Data records
--- --- ---
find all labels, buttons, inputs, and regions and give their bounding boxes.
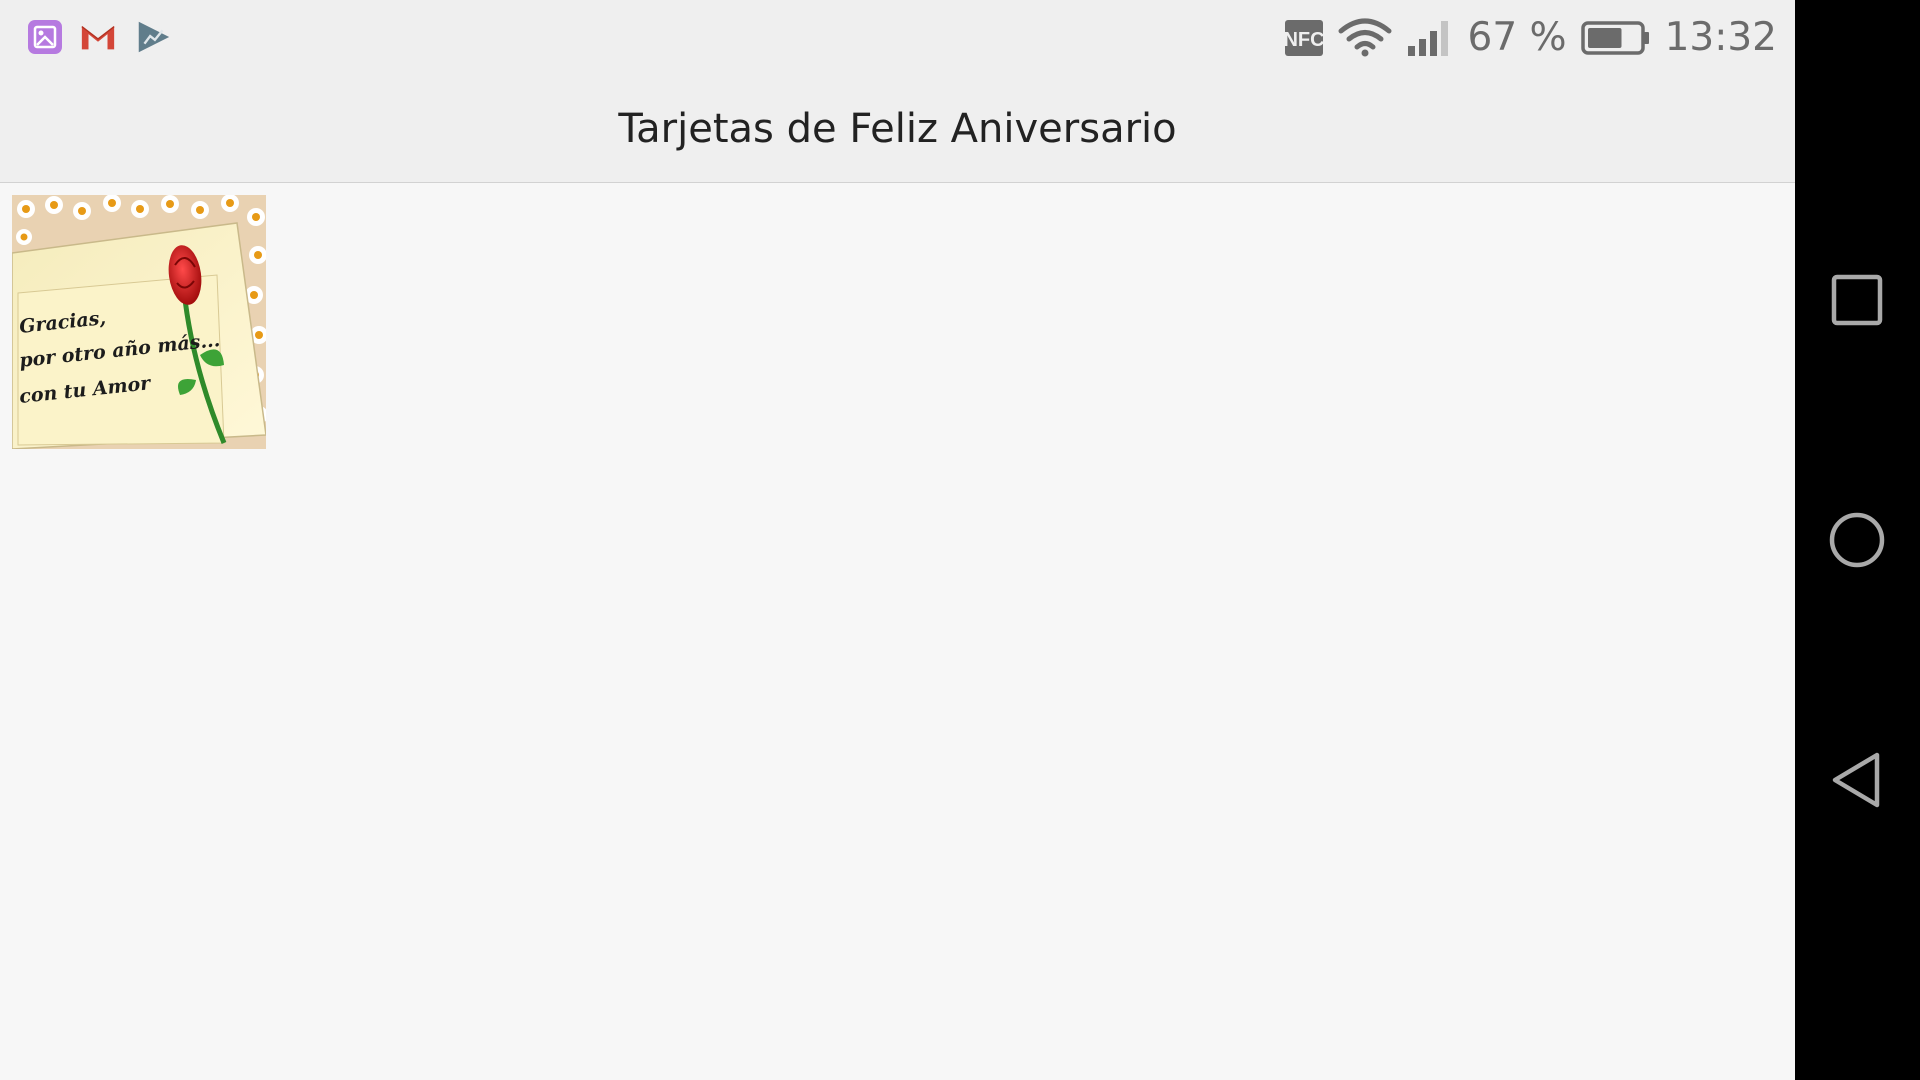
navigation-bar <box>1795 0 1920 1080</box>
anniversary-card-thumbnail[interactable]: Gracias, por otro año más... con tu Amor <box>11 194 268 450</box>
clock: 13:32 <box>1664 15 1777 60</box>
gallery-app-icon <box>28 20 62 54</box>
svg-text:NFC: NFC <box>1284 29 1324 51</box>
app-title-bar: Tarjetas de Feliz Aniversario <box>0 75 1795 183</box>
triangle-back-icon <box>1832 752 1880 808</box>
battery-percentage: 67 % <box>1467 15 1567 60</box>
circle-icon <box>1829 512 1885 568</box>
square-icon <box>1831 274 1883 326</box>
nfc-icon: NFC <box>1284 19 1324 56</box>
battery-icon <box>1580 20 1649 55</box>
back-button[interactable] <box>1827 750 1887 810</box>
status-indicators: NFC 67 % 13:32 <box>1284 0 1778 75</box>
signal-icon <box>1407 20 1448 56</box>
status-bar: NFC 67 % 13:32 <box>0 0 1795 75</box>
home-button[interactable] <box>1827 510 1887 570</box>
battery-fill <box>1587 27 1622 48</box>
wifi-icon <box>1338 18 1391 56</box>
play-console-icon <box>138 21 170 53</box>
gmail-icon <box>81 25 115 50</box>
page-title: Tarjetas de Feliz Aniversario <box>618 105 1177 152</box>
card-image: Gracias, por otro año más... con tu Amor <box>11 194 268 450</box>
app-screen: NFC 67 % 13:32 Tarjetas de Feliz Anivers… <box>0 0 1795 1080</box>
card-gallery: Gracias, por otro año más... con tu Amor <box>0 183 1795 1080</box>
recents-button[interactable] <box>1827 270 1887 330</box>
--- --- ---
_What the task asks_
Rewrite all of these lines, swapping "home-button" for "home-key" and keeping everything else the same. Leave the pictures out of your answer.

_In response_
find all labels, buttons, inputs, and regions and give their bounding boxes.
navigation-bar <box>1795 0 1920 1080</box>
anniversary-card-thumbnail[interactable]: Gracias, por otro año más... con tu Amor <box>11 194 268 450</box>
clock: 13:32 <box>1664 15 1777 60</box>
gallery-app-icon <box>28 20 62 54</box>
svg-text:NFC: NFC <box>1284 29 1324 51</box>
app-title-bar: Tarjetas de Feliz Aniversario <box>0 75 1795 183</box>
triangle-back-icon <box>1832 752 1880 808</box>
battery-percentage: 67 % <box>1467 15 1567 60</box>
circle-icon <box>1829 512 1885 568</box>
square-icon <box>1831 274 1883 326</box>
nfc-icon: NFC <box>1284 19 1324 56</box>
battery-icon <box>1580 20 1649 55</box>
back-button[interactable] <box>1827 750 1887 810</box>
status-indicators: NFC 67 % 13:32 <box>1284 0 1778 75</box>
signal-icon <box>1407 20 1448 56</box>
status-bar: NFC 67 % 13:32 <box>0 0 1795 75</box>
home-key[interactable] <box>1827 510 1887 570</box>
battery-fill <box>1587 27 1622 48</box>
wifi-icon <box>1338 18 1391 56</box>
play-console-icon <box>138 21 170 53</box>
gmail-icon <box>81 25 115 50</box>
page-title: Tarjetas de Feliz Aniversario <box>618 105 1177 152</box>
card-image: Gracias, por otro año más... con tu Amor <box>11 194 268 450</box>
app-screen: NFC 67 % 13:32 Tarjetas de Feliz Anivers… <box>0 0 1795 1080</box>
card-gallery: Gracias, por otro año más... con tu Amor <box>0 183 1795 1080</box>
recents-button[interactable] <box>1827 270 1887 330</box>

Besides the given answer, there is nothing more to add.